Each entry below is to be given again word for word, with no pictures.

● **Records**
━━━━━━

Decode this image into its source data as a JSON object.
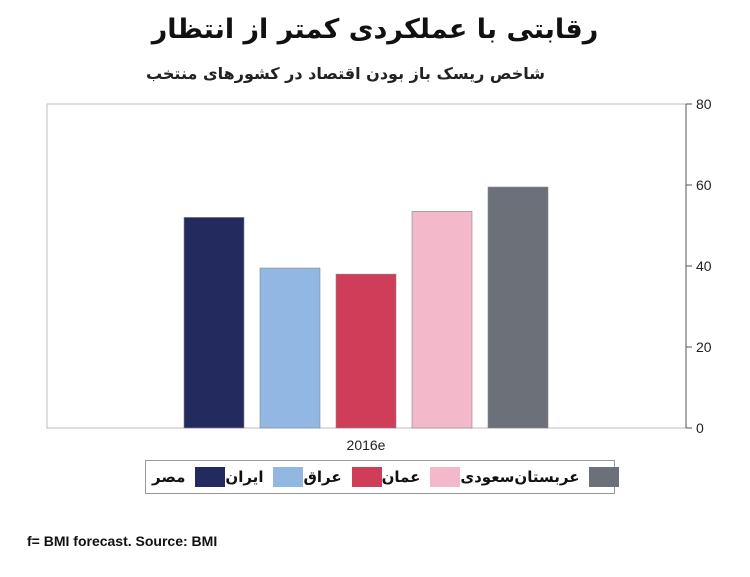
{
  "chart_data": {
    "type": "bar",
    "title": "رقابتی با عملکردی کمتر از انتظار",
    "subtitle": "شاخص ریسک باز بودن اقتصاد در کشورهای منتخب",
    "categories": [
      "2016e"
    ],
    "series": [
      {
        "name": "مصر",
        "values": [
          52
        ],
        "color": "#232a5e"
      },
      {
        "name": "ایران",
        "values": [
          39.5
        ],
        "color": "#93b7e3"
      },
      {
        "name": "عراق",
        "values": [
          38
        ],
        "color": "#cf3d58"
      },
      {
        "name": "عمان",
        "values": [
          53.5
        ],
        "color": "#f3b9cb"
      },
      {
        "name": "عربستان‌سعودی",
        "values": [
          59.5
        ],
        "color": "#6b7079"
      }
    ],
    "ylim": [
      0,
      80
    ],
    "yticks": [
      0,
      20,
      40,
      60,
      80
    ],
    "y_axis_side": "right",
    "grid": false,
    "legend_position": "bottom"
  },
  "source": "f= BMI forecast. Source: BMI"
}
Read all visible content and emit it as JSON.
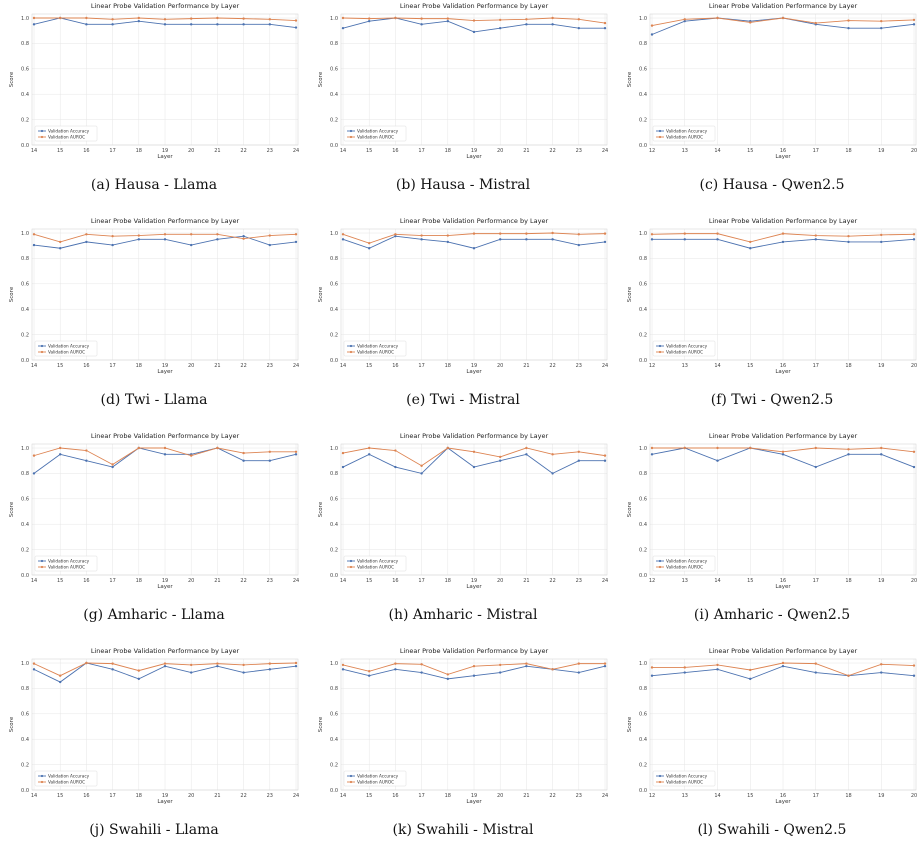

━━━━━━

● **Solution to this task**
Decode this image into its source data as a JSON object.
{
  "chart_data": {
    "type": "bar",
    "title": "رقابتی با عملکردی کمتر از انتظار",
    "subtitle": "شاخص ریسک باز بودن اقتصاد در کشورهای منتخب",
    "categories": [
      "2016e"
    ],
    "series": [
      {
        "name": "مصر",
        "values": [
          52
        ],
        "color": "#232a5e"
      },
      {
        "name": "ایران",
        "values": [
          39.5
        ],
        "color": "#93b7e3"
      },
      {
        "name": "عراق",
        "values": [
          38
        ],
        "color": "#cf3d58"
      },
      {
        "name": "عمان",
        "values": [
          53.5
        ],
        "color": "#f3b9cb"
      },
      {
        "name": "عربستان‌سعودی",
        "values": [
          59.5
        ],
        "color": "#6b7079"
      }
    ],
    "ylim": [
      0,
      80
    ],
    "yticks": [
      0,
      20,
      40,
      60,
      80
    ],
    "y_axis_side": "right",
    "grid": false,
    "legend_position": "bottom"
  },
  "source": "f= BMI forecast. Source: BMI"
}
Read all visible content and emit it as JSON.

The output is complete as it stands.